THE PROBLEM
Where a line holds the word "Amount", copy that line.

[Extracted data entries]
--- Start ---
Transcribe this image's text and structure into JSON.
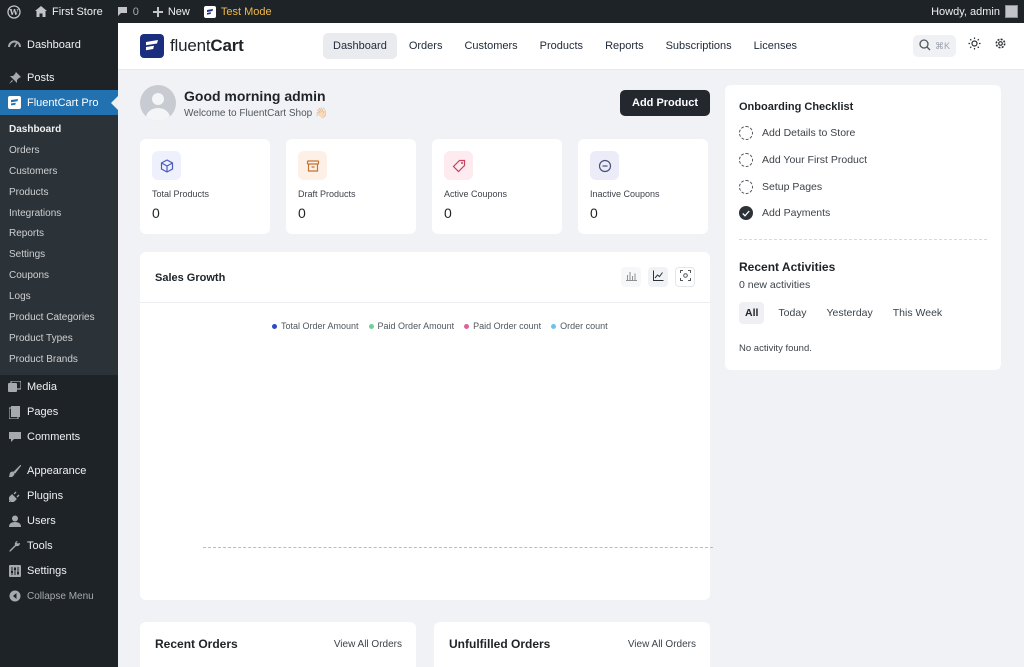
{
  "admin_bar": {
    "site_name": "First Store",
    "comments_count": "0",
    "new_label": "New",
    "test_mode_label": "Test Mode",
    "greeting": "Howdy, admin"
  },
  "wp_menu": {
    "dashboard": "Dashboard",
    "posts": "Posts",
    "fluentcart": "FluentCart Pro",
    "submenu": [
      "Dashboard",
      "Orders",
      "Customers",
      "Products",
      "Integrations",
      "Reports",
      "Settings",
      "Coupons",
      "Logs",
      "Product Categories",
      "Product Types",
      "Product Brands"
    ],
    "media": "Media",
    "pages": "Pages",
    "comments": "Comments",
    "appearance": "Appearance",
    "plugins": "Plugins",
    "users": "Users",
    "tools": "Tools",
    "settings": "Settings",
    "collapse": "Collapse Menu"
  },
  "fc_header": {
    "logo_light": "fluent",
    "logo_bold": "Cart",
    "tabs": [
      "Dashboard",
      "Orders",
      "Customers",
      "Products",
      "Reports",
      "Subscriptions",
      "Licenses"
    ],
    "active_tab": "Dashboard",
    "search_shortcut": "⌘K"
  },
  "greeting": {
    "title": "Good morning admin",
    "subtitle": "Welcome to FluentCart Shop 👋🏻"
  },
  "add_product_label": "Add Product",
  "stats": [
    {
      "label": "Total Products",
      "value": "0",
      "icon": "box-icon",
      "bg": "#eef0fb",
      "fg": "#4a5bbf"
    },
    {
      "label": "Draft Products",
      "value": "0",
      "icon": "archive-icon",
      "bg": "#fdf1e7",
      "fg": "#c7712f"
    },
    {
      "label": "Active Coupons",
      "value": "0",
      "icon": "tag-icon",
      "bg": "#fdebef",
      "fg": "#c7405d"
    },
    {
      "label": "Inactive Coupons",
      "value": "0",
      "icon": "minus-circle-icon",
      "bg": "#ecebf8",
      "fg": "#4a4f7a"
    }
  ],
  "sales_growth": {
    "title": "Sales Growth",
    "legend": [
      {
        "label": "Total Order Amount",
        "color": "#2d4bc4"
      },
      {
        "label": "Paid Order Amount",
        "color": "#6fcf9a"
      },
      {
        "label": "Paid Order count",
        "color": "#e0609a"
      },
      {
        "label": "Order count",
        "color": "#6cc3f0"
      }
    ]
  },
  "recent_orders": {
    "title": "Recent Orders",
    "link": "View All Orders"
  },
  "unfulfilled_orders": {
    "title": "Unfulfilled Orders",
    "link": "View All Orders"
  },
  "onboarding": {
    "title": "Onboarding Checklist",
    "items": [
      {
        "label": "Add Details to Store",
        "done": false
      },
      {
        "label": "Add Your First Product",
        "done": false
      },
      {
        "label": "Setup Pages",
        "done": false
      },
      {
        "label": "Add Payments",
        "done": true
      }
    ]
  },
  "recent_activities": {
    "title": "Recent Activities",
    "subtitle": "0 new activities",
    "tabs": [
      "All",
      "Today",
      "Yesterday",
      "This Week"
    ],
    "active_tab": "All",
    "empty": "No activity found."
  }
}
--- End ---
ANSWER TO THIS TASK
        "label": "Total Order Amount",
        "label": "Paid Order Amount",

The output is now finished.